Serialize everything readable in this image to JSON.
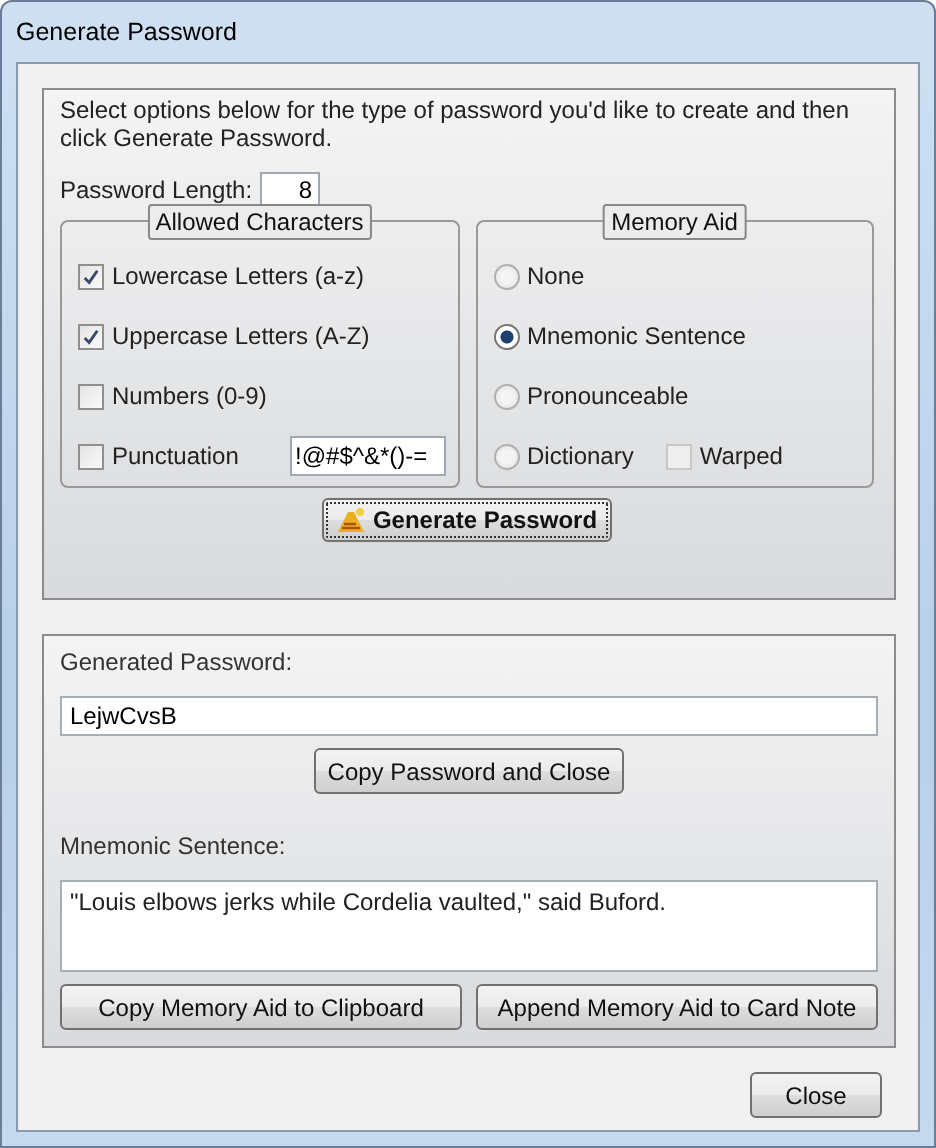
{
  "window": {
    "title": "Generate Password"
  },
  "instructions": "Select options below for the type of password you'd like to create and then click Generate Password.",
  "password_length": {
    "label": "Password Length:",
    "value": "8"
  },
  "allowed_characters": {
    "title": "Allowed Characters",
    "options": [
      {
        "label": "Lowercase Letters (a-z)",
        "checked": true
      },
      {
        "label": "Uppercase Letters (A-Z)",
        "checked": true
      },
      {
        "label": "Numbers (0-9)",
        "checked": false
      },
      {
        "label": "Punctuation",
        "checked": false,
        "value": "!@#$^&*()-="
      }
    ]
  },
  "memory_aid": {
    "title": "Memory Aid",
    "options": [
      {
        "label": "None",
        "selected": false
      },
      {
        "label": "Mnemonic Sentence",
        "selected": true
      },
      {
        "label": "Pronounceable",
        "selected": false
      },
      {
        "label": "Dictionary",
        "selected": false
      }
    ],
    "warped": {
      "label": "Warped",
      "checked": false,
      "disabled": true
    }
  },
  "generate_button": "Generate Password",
  "generated_password": {
    "label": "Generated Password:",
    "value": "LejwCvsB"
  },
  "copy_password_button": "Copy Password and Close",
  "mnemonic": {
    "label": "Mnemonic Sentence:",
    "value": "\"Louis elbows jerks while Cordelia vaulted,\" said Buford."
  },
  "memory_buttons": [
    "Copy Memory Aid to Clipboard",
    "Append Memory Aid to Card Note"
  ],
  "close_button": "Close"
}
####
> _Your objective_: Make an exact reproduction of the listing above, without any pictures.

> _Reply_:
Serialize everything readable in this image to JSON.
{
  "window": {
    "title": "Generate Password"
  },
  "instructions": "Select options below for the type of password you'd like to create and then click Generate Password.",
  "password_length": {
    "label": "Password Length:",
    "value": "8"
  },
  "allowed_characters": {
    "title": "Allowed Characters",
    "options": [
      {
        "label": "Lowercase Letters (a-z)",
        "checked": true
      },
      {
        "label": "Uppercase Letters (A-Z)",
        "checked": true
      },
      {
        "label": "Numbers (0-9)",
        "checked": false
      },
      {
        "label": "Punctuation",
        "checked": false,
        "value": "!@#$^&*()-="
      }
    ]
  },
  "memory_aid": {
    "title": "Memory Aid",
    "options": [
      {
        "label": "None",
        "selected": false
      },
      {
        "label": "Mnemonic Sentence",
        "selected": true
      },
      {
        "label": "Pronounceable",
        "selected": false
      },
      {
        "label": "Dictionary",
        "selected": false
      }
    ],
    "warped": {
      "label": "Warped",
      "checked": false,
      "disabled": true
    }
  },
  "generate_button": "Generate Password",
  "generated_password": {
    "label": "Generated Password:",
    "value": "LejwCvsB"
  },
  "copy_password_button": "Copy Password and Close",
  "mnemonic": {
    "label": "Mnemonic Sentence:",
    "value": "\"Louis elbows jerks while Cordelia vaulted,\" said Buford."
  },
  "memory_buttons": [
    "Copy Memory Aid to Clipboard",
    "Append Memory Aid to Card Note"
  ],
  "close_button": "Close"
}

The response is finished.